(Data records)
○ ○ ○ ○ ○
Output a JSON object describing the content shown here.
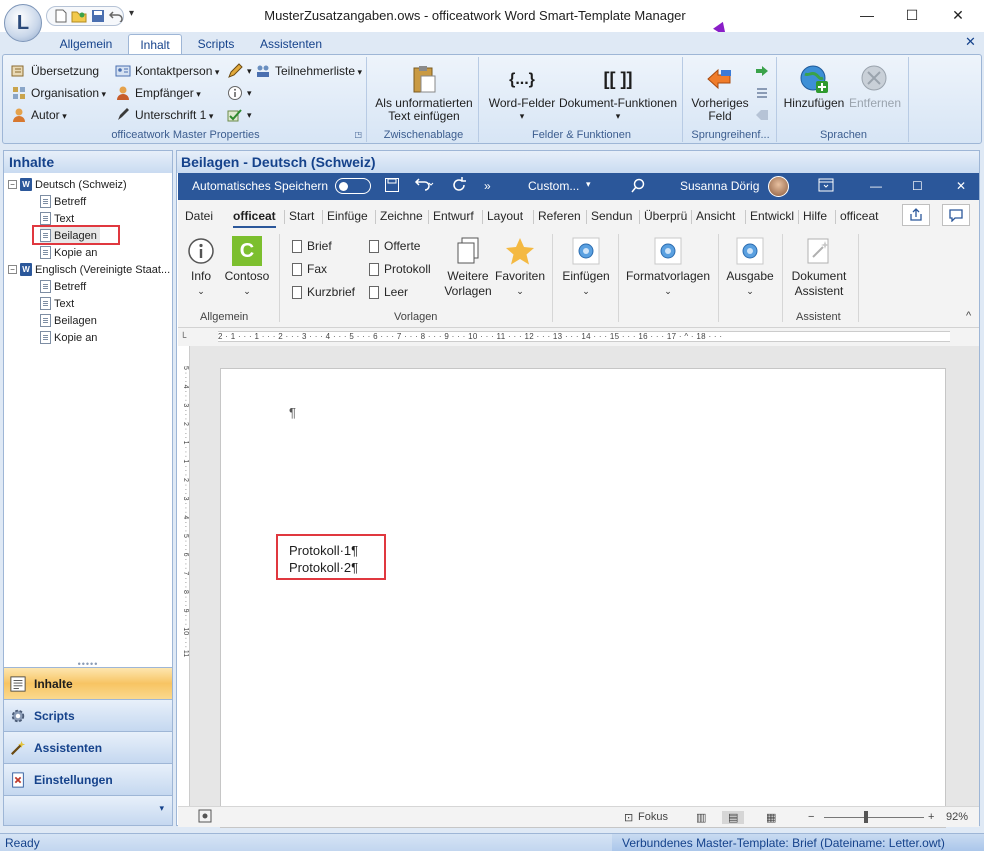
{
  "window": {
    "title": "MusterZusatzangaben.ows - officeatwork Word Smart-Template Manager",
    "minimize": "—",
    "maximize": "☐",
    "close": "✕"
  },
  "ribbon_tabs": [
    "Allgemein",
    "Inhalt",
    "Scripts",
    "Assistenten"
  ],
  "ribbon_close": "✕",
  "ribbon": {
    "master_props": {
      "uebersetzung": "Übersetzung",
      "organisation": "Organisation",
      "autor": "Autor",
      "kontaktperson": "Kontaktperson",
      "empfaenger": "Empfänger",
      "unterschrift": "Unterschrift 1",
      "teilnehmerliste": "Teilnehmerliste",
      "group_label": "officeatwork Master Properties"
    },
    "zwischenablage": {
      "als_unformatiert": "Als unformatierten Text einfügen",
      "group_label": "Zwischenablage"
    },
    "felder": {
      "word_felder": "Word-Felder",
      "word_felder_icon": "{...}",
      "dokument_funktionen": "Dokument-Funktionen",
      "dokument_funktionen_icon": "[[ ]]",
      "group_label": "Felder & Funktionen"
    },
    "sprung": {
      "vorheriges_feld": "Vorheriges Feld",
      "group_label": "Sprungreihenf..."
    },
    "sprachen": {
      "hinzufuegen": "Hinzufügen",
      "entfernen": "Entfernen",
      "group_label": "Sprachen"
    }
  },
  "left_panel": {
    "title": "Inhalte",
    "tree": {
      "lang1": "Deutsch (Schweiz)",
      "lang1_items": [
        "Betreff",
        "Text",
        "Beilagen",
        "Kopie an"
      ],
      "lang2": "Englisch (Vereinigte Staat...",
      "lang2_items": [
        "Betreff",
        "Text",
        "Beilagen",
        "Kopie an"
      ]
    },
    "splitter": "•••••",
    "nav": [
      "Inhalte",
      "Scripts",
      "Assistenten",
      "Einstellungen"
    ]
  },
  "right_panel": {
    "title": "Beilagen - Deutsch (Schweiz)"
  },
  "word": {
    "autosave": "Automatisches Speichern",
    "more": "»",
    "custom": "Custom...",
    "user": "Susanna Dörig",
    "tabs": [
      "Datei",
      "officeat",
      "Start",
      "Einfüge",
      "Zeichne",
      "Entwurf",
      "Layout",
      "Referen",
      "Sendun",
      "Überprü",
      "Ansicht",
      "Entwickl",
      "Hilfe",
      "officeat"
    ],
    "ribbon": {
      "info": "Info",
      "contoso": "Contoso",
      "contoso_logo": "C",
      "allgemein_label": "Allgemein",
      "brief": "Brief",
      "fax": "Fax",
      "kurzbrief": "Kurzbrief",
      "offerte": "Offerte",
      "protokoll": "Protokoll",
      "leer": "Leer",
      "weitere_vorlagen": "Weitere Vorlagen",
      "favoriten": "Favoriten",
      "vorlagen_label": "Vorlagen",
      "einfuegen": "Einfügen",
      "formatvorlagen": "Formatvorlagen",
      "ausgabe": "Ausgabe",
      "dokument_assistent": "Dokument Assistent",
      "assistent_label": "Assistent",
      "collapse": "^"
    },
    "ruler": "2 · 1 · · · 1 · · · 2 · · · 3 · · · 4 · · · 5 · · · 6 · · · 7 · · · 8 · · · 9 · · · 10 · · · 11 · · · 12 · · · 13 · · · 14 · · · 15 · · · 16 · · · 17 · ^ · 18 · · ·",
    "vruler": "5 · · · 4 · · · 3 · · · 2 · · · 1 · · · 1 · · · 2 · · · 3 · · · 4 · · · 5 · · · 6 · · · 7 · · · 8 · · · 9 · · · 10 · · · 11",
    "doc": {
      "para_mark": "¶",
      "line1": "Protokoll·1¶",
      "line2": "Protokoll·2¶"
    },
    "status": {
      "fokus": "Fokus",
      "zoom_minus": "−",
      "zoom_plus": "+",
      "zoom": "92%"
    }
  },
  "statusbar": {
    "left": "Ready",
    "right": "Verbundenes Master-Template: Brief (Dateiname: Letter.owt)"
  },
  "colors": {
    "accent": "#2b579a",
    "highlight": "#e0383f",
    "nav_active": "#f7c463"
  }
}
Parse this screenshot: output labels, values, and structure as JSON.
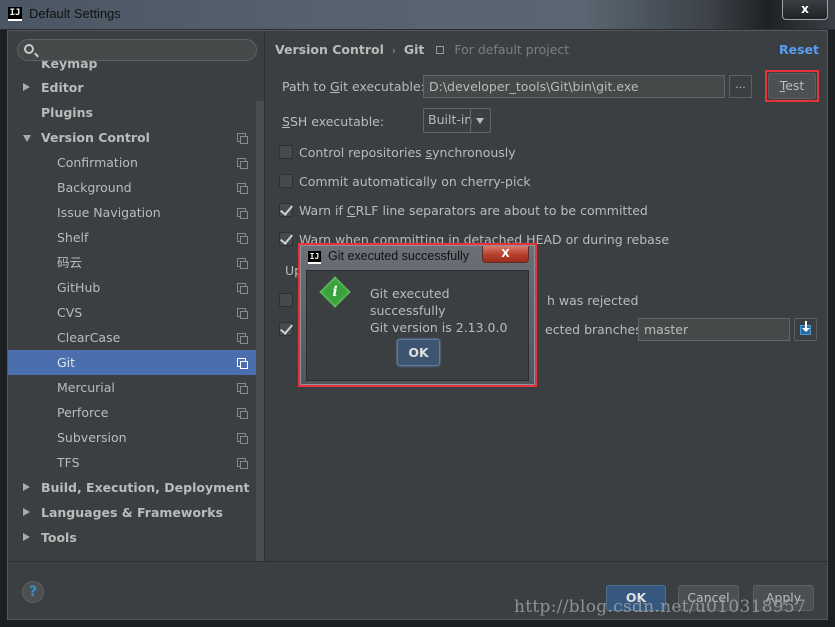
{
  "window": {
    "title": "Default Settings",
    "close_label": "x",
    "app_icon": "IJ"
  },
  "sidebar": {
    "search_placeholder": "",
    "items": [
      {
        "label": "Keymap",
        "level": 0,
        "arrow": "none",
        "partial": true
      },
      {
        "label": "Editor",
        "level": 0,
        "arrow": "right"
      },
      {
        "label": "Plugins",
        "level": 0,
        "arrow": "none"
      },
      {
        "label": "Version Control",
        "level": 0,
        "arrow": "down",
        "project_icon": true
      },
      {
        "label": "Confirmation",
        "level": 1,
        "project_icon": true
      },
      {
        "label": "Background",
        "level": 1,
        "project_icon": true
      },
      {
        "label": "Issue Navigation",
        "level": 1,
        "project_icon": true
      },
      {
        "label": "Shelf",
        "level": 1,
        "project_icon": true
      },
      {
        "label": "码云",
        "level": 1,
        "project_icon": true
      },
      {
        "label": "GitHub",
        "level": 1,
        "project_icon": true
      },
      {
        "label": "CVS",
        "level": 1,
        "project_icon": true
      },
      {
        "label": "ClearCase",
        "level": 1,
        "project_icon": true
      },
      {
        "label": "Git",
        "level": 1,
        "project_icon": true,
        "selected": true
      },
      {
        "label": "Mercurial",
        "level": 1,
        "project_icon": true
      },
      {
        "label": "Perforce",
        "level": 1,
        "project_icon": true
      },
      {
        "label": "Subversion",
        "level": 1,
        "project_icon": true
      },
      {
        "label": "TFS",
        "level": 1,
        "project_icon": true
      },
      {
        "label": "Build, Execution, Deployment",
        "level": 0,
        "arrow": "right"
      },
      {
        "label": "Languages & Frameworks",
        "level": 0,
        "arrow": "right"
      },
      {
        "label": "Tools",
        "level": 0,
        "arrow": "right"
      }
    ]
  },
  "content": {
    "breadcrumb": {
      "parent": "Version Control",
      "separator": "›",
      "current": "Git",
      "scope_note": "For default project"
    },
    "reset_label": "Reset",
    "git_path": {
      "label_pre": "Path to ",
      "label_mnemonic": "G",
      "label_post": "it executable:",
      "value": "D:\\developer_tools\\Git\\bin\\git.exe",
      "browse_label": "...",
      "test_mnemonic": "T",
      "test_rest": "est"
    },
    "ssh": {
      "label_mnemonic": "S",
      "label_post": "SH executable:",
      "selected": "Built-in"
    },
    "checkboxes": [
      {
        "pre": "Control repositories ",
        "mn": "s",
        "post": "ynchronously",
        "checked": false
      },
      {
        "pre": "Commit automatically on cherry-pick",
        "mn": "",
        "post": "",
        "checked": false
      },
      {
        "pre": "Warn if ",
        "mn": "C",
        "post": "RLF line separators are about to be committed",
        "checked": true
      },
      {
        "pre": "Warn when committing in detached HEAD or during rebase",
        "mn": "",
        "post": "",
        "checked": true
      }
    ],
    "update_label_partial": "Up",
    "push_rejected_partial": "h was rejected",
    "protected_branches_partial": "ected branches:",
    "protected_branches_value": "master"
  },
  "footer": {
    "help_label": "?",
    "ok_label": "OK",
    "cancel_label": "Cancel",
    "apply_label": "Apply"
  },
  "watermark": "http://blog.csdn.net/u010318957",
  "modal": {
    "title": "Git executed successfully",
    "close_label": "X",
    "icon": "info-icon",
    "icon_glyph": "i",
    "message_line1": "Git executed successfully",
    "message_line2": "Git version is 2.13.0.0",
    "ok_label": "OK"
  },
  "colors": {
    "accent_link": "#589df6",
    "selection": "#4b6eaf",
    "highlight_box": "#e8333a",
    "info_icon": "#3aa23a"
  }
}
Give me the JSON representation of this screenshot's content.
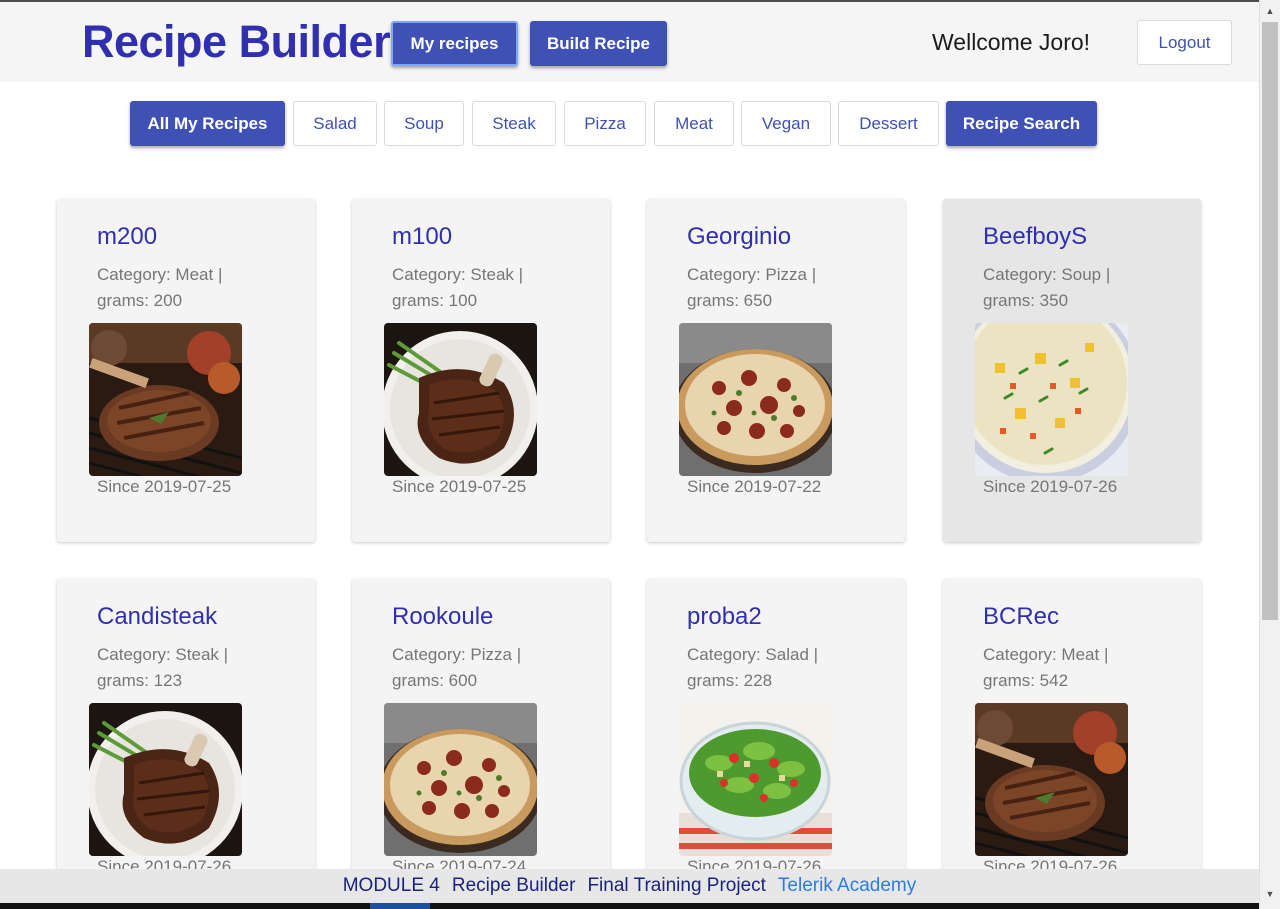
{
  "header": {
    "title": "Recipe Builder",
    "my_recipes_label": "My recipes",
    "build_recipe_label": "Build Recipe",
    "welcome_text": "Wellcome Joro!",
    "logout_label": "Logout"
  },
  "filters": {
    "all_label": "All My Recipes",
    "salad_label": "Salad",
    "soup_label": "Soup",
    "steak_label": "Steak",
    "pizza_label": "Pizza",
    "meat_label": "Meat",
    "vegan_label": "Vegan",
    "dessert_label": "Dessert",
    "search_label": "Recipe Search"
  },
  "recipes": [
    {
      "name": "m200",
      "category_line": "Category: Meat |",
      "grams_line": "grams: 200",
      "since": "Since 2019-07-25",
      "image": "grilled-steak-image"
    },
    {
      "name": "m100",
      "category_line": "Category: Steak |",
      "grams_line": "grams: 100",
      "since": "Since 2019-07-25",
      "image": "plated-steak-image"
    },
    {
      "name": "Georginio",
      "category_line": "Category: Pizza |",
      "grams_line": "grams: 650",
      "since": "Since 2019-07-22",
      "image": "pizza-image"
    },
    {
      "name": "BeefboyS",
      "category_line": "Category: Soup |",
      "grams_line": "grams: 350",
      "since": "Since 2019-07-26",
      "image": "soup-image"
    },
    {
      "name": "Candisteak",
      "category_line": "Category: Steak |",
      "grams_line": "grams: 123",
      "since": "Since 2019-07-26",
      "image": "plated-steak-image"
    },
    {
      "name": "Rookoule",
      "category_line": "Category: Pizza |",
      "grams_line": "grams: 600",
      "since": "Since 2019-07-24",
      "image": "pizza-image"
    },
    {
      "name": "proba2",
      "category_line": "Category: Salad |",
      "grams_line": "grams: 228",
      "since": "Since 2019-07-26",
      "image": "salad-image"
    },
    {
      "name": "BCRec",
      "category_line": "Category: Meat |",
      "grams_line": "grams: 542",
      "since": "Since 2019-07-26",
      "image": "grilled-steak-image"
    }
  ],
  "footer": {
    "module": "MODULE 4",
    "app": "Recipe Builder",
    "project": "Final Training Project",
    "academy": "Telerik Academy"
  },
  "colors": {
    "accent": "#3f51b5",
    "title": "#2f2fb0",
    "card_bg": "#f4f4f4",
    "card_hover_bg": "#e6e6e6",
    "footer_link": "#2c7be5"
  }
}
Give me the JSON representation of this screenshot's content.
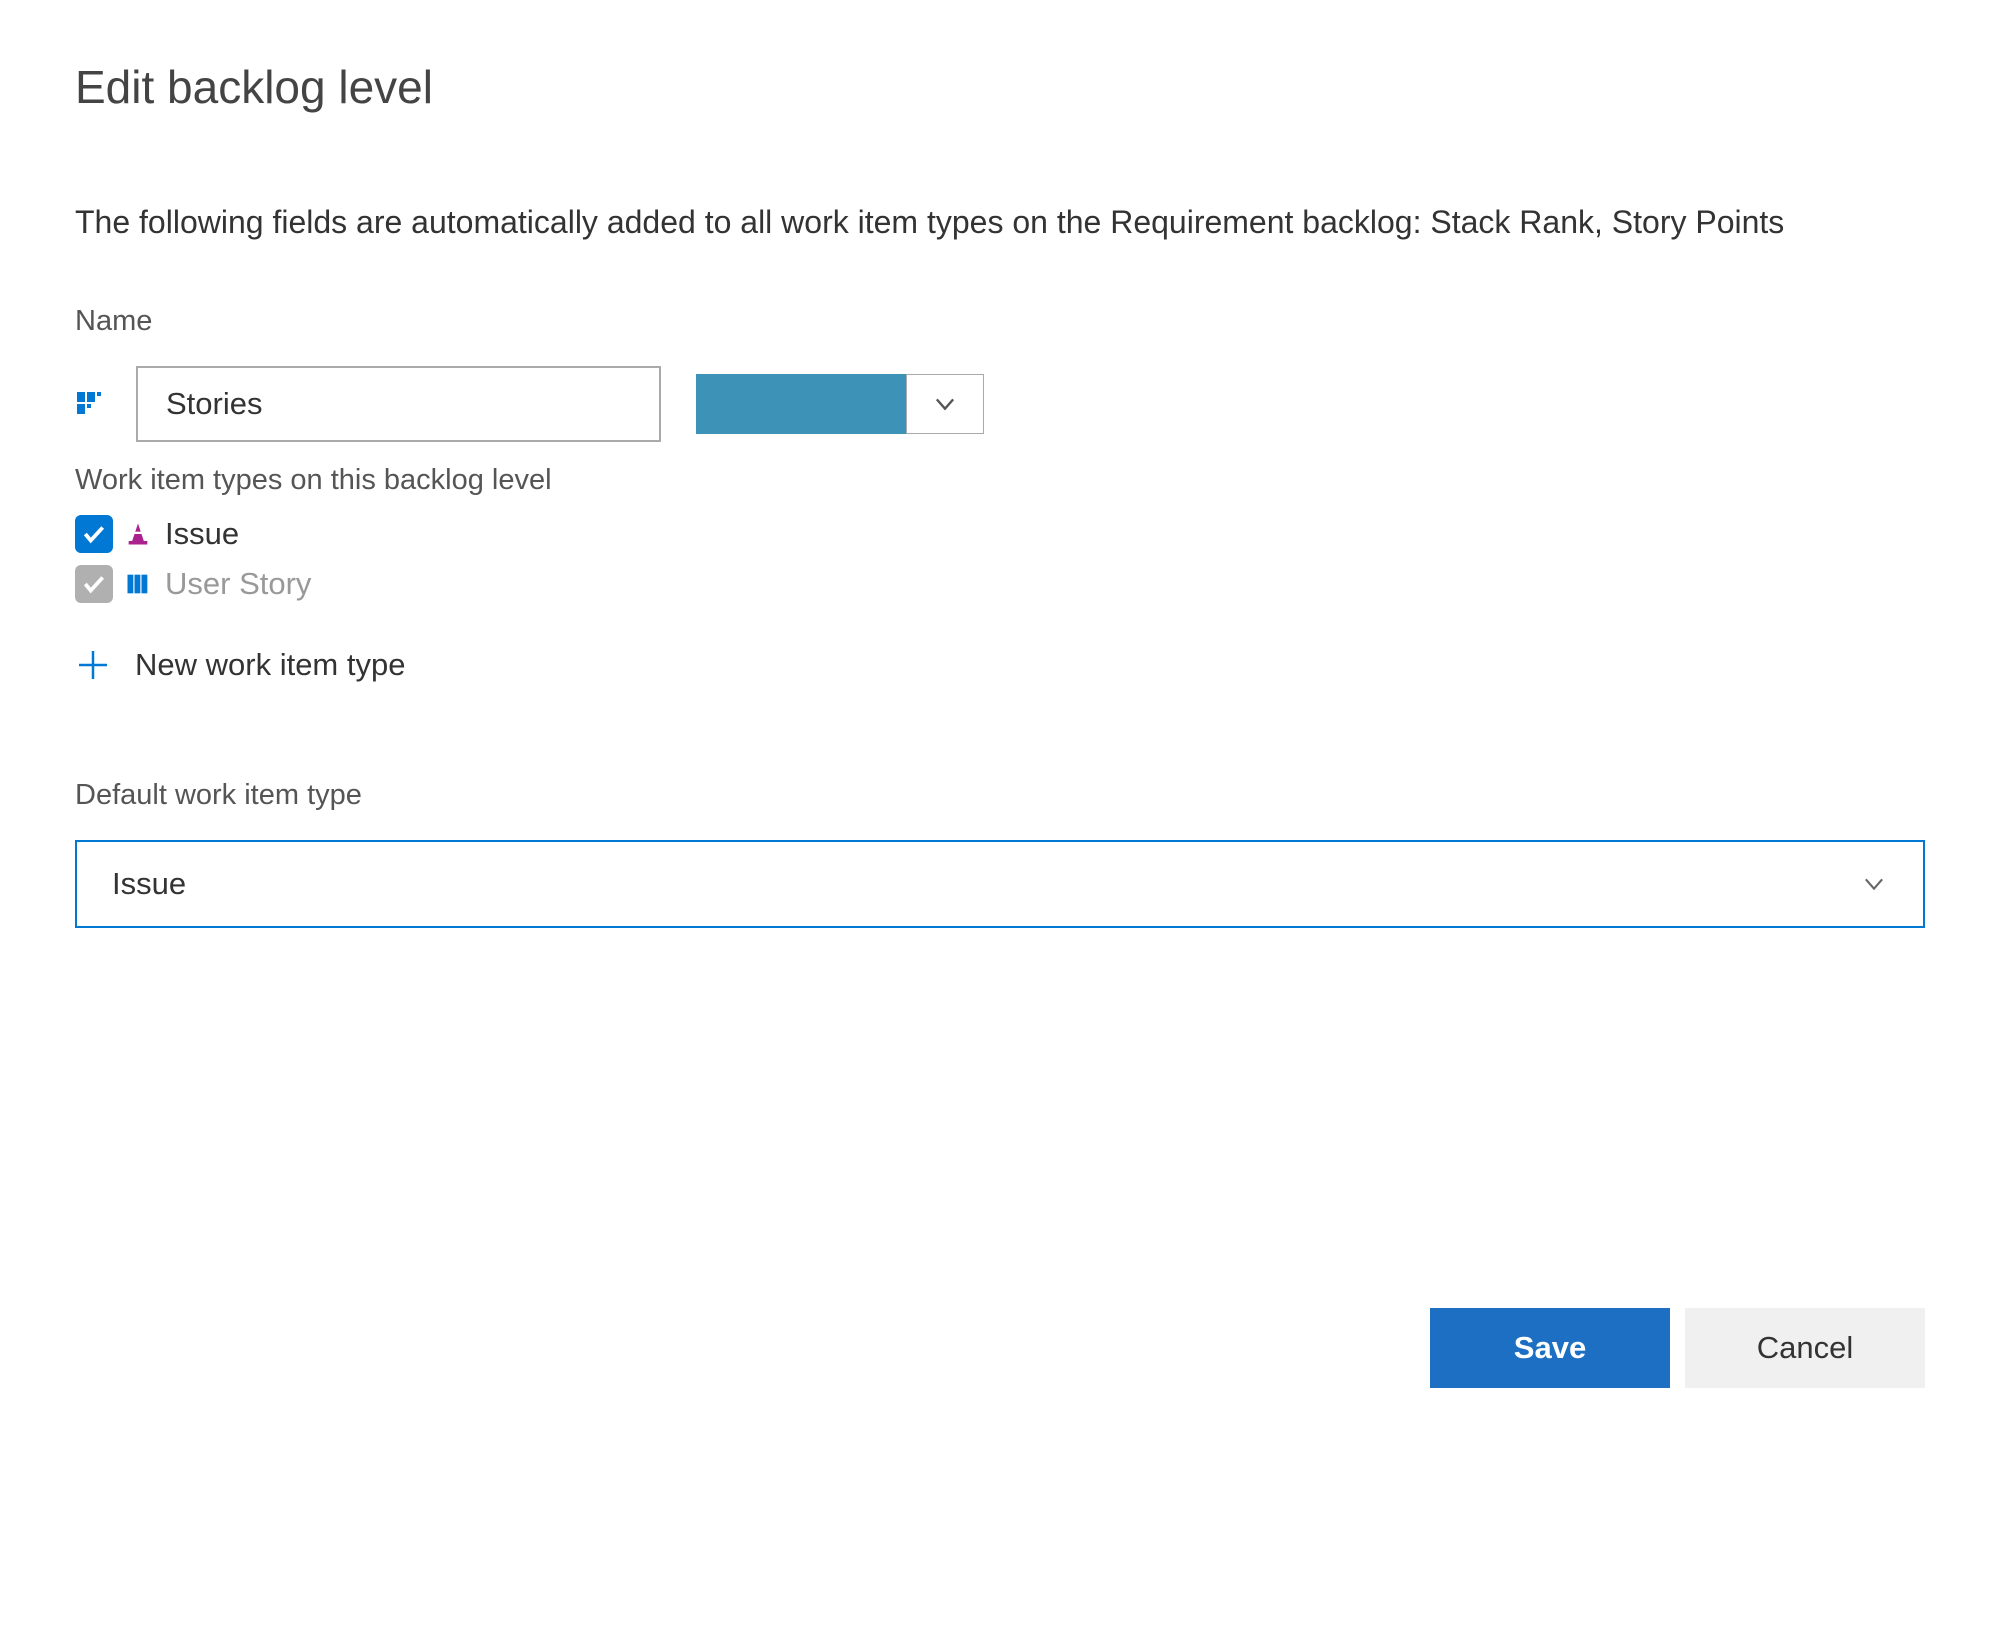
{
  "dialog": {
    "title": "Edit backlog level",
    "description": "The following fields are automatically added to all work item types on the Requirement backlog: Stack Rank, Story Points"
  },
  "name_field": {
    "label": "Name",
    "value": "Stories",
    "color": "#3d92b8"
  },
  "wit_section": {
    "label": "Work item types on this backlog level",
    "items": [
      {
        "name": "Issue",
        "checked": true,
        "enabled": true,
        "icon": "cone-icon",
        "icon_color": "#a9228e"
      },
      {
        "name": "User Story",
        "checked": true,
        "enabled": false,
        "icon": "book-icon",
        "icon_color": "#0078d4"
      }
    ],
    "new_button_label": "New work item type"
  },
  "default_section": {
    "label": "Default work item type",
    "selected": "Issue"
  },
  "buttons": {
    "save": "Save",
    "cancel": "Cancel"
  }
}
○ ○ ○ ○ ○
WHAT YOU WILL DO
Pull out and copy each line containing the string "grams".

ANSWER TO THE EXERCISE
      "grams_line": "grams: 200",
      "grams_line": "grams: 100",
      "grams_line": "grams: 650",
      "grams_line": "grams: 350",
      "grams_line": "grams: 123",
      "grams_line": "grams: 600",
      "grams_line": "grams: 228",
      "grams_line": "grams: 542",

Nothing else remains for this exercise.